Supplied text:
Document Detail


Midlife gene expressions identify modulators of aging through dietary interventions.
MedLine Citation:
PMID:  22509016     Owner:  NLM     Status:  MEDLINE    
Abstract/OtherAbstract:
Dietary interventions are effective ways to extend or shorten lifespan. By examining midlife hepatic gene expressions in mice under different dietary conditions, which resulted in different lifespans and aging-related phenotypes, we were able to identify genes and pathways that modulate the aging process. We found that pathways transcriptionally correlated with diet-modulated lifespan and physiological changes were enriched for lifespan-modifying genes. Intriguingly, mitochondrial gene expression correlated with lifespan and anticorrelated with aging-related pathological changes, whereas peroxisomal gene expression showed an opposite trend. Both organelles produce reactive oxygen species, a proposed causative factor of aging. This finding implicates a contribution of peroxisome to aging. Consistent with this hypothesis, lowering the expression levels of peroxisome proliferation genes decreased the cellular peroxide levels and extended the lifespan of Drosophila melanogaster and Caenorhabditis elegans. These findings show that transcriptional changes resulting from dietary interventions can effectively reflect causal factors in aging and identify previously unknown or under-appreciated longevity pathways, such as the peroxisome pathway.

(Stored dataset items)
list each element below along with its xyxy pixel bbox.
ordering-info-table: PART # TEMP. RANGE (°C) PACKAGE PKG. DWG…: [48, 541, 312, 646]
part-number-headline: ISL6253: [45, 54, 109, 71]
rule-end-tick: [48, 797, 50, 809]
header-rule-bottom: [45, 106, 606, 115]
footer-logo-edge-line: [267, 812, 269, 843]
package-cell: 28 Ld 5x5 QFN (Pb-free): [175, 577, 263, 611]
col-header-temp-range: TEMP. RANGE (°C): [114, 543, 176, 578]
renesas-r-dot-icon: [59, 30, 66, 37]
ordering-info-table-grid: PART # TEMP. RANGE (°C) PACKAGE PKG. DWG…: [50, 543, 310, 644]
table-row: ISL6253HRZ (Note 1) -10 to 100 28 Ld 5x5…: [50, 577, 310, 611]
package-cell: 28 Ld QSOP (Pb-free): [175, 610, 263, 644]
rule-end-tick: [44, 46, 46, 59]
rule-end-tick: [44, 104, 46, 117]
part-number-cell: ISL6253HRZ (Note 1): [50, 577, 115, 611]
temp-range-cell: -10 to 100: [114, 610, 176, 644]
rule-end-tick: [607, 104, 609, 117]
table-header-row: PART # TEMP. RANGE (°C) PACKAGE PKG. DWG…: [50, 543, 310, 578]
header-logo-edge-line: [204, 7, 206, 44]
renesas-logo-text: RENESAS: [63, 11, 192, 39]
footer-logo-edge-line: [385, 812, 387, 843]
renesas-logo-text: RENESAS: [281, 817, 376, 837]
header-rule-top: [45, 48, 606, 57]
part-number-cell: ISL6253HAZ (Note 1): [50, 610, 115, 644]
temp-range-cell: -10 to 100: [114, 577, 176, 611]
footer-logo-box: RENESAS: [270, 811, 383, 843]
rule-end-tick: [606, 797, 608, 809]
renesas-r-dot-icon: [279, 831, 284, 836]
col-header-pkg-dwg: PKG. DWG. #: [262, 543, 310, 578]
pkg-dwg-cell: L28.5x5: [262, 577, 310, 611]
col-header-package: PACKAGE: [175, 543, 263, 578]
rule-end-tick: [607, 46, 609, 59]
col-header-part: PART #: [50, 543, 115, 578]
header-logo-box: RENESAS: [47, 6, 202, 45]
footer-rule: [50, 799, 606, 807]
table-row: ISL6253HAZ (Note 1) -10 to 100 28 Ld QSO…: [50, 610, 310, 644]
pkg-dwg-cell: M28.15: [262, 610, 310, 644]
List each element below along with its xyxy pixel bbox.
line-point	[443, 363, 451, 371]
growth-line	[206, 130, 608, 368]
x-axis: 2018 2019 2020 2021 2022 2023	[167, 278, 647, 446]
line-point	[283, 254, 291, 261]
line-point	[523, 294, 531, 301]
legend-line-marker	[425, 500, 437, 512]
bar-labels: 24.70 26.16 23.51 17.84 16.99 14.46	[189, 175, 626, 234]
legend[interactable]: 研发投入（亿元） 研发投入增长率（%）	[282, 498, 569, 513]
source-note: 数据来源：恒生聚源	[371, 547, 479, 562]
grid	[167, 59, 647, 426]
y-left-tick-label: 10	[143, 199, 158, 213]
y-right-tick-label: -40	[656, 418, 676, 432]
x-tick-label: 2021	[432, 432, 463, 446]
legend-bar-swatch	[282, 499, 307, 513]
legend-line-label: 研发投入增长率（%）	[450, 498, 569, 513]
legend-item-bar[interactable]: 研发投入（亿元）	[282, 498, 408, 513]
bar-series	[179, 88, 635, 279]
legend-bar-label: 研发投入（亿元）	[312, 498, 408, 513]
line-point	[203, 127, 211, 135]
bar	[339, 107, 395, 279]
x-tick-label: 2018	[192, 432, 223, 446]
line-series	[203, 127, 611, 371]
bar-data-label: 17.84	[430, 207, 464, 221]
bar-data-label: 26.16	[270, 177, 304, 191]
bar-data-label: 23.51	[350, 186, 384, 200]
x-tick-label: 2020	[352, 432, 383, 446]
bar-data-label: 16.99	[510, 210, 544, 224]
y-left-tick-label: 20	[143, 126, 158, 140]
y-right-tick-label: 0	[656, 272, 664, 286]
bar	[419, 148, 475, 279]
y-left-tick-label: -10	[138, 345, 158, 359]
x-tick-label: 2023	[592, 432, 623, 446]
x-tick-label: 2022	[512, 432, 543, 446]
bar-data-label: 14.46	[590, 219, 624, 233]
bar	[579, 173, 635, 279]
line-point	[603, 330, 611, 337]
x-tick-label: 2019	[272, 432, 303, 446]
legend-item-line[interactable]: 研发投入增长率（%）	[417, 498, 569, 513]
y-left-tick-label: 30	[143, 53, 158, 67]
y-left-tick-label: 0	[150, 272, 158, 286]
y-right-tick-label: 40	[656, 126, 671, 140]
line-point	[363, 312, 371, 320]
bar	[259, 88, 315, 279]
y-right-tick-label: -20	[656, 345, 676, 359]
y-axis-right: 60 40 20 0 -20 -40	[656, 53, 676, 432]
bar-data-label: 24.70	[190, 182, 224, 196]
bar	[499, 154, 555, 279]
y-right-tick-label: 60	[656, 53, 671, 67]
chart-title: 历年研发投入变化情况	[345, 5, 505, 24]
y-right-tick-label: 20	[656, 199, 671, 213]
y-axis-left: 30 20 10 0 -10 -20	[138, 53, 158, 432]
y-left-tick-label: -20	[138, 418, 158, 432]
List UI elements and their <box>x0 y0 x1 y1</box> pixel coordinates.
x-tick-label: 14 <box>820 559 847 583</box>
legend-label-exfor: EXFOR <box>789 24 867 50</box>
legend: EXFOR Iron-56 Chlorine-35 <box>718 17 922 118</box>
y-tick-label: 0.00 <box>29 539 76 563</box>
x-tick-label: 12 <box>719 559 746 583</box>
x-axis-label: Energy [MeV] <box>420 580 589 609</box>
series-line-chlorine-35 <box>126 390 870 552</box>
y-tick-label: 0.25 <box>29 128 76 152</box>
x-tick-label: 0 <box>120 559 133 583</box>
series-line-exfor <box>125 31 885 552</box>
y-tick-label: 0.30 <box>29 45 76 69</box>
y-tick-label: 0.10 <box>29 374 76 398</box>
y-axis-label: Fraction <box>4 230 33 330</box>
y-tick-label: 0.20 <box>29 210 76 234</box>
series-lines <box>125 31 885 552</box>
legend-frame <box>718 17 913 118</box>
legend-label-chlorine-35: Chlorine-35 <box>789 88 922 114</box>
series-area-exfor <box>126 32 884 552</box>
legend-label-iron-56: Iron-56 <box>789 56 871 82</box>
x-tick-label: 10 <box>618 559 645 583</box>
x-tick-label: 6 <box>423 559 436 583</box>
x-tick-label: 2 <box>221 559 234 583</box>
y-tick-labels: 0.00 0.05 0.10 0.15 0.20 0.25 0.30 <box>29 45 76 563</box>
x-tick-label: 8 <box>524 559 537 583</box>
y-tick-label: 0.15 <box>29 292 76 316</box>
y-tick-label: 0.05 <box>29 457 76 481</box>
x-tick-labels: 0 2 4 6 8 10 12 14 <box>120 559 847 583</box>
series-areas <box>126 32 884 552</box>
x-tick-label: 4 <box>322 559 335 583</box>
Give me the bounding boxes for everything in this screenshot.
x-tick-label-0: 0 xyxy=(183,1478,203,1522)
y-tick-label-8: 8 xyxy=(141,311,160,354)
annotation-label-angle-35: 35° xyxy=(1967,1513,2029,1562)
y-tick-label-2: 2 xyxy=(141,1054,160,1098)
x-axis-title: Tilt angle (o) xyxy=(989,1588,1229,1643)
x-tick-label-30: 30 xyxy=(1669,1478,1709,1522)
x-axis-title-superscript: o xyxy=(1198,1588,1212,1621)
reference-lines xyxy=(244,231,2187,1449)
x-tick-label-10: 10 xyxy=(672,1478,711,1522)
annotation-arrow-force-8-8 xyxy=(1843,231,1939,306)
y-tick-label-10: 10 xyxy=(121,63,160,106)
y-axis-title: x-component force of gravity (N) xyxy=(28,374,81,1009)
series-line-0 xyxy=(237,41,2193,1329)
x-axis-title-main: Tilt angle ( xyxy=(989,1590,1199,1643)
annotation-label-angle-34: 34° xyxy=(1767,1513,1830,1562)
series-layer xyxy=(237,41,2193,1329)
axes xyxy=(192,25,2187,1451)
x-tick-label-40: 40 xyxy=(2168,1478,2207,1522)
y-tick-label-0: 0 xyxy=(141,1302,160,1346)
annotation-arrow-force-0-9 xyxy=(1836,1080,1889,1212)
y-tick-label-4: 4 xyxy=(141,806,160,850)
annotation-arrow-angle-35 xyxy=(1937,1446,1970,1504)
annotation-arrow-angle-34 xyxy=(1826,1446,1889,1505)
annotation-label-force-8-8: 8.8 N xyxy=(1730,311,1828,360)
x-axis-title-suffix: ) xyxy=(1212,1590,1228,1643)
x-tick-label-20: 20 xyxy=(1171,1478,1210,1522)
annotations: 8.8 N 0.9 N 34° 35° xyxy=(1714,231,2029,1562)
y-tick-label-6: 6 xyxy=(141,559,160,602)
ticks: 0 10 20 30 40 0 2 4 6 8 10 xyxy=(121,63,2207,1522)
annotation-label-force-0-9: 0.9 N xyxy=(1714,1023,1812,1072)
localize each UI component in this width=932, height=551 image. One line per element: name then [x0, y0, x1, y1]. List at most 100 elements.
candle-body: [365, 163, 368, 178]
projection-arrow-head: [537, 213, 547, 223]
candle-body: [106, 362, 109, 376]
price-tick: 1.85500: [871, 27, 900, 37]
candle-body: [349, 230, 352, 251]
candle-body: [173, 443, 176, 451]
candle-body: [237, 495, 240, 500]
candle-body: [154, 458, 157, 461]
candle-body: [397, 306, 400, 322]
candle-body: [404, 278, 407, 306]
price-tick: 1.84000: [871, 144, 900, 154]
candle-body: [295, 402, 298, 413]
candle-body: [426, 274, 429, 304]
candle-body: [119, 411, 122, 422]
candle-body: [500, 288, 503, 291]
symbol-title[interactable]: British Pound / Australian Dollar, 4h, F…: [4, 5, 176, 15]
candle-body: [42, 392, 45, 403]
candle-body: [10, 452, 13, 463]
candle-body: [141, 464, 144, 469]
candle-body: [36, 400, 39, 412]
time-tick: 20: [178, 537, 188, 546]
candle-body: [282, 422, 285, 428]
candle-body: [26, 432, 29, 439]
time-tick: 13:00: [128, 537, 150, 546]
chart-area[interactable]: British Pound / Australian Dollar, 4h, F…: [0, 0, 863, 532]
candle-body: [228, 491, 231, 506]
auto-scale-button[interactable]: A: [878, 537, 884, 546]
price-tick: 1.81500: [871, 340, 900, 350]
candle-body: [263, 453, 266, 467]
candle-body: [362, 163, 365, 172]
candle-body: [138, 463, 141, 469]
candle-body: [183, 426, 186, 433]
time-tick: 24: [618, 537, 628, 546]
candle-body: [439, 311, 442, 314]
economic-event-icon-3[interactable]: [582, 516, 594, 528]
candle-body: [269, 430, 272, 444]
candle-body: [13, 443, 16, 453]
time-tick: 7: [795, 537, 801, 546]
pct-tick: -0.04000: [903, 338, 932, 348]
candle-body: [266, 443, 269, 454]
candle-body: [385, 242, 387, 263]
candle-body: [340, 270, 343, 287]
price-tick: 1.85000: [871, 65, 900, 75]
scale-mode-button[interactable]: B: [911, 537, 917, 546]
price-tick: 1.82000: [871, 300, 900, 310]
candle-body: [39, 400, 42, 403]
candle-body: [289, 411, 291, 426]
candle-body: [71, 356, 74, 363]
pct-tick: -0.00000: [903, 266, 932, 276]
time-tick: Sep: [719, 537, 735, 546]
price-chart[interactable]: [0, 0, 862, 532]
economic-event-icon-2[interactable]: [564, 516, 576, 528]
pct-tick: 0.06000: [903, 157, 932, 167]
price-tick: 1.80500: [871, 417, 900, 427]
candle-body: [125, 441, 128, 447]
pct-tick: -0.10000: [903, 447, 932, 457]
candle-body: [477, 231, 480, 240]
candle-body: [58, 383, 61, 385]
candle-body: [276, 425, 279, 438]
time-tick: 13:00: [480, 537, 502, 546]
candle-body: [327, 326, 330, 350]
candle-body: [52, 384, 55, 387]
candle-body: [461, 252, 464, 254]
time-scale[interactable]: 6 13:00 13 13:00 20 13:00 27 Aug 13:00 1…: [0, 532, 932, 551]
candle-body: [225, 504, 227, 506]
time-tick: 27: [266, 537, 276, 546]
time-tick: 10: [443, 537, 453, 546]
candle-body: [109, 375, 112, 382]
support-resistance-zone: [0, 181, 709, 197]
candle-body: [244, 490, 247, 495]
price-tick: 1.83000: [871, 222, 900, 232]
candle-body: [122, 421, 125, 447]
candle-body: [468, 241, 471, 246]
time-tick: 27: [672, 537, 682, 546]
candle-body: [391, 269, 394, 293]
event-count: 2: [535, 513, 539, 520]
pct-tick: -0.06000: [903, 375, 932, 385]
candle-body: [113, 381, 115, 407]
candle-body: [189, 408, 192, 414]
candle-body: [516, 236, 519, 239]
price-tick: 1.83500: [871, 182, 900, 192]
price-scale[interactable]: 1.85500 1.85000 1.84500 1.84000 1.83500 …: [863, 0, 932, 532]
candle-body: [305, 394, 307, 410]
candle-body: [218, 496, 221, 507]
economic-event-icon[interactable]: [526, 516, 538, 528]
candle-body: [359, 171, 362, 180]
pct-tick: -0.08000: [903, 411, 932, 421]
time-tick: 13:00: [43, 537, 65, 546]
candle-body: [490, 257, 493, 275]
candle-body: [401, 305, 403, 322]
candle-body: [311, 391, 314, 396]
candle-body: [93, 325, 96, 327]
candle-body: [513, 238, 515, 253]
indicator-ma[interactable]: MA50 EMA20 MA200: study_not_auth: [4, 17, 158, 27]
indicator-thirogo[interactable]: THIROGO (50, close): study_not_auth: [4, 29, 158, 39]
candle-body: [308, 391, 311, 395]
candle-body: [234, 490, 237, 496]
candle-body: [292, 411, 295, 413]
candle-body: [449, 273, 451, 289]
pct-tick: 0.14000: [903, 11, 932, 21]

Assignment: According to the abstract on midlife gene expression and aging, which two organisms had longer lifespans when the expression of peroxisome proliferation genes was lowered? The records play no part in the task.

Task solution: Drosophila melanogaster and Caenorhabditis elegans.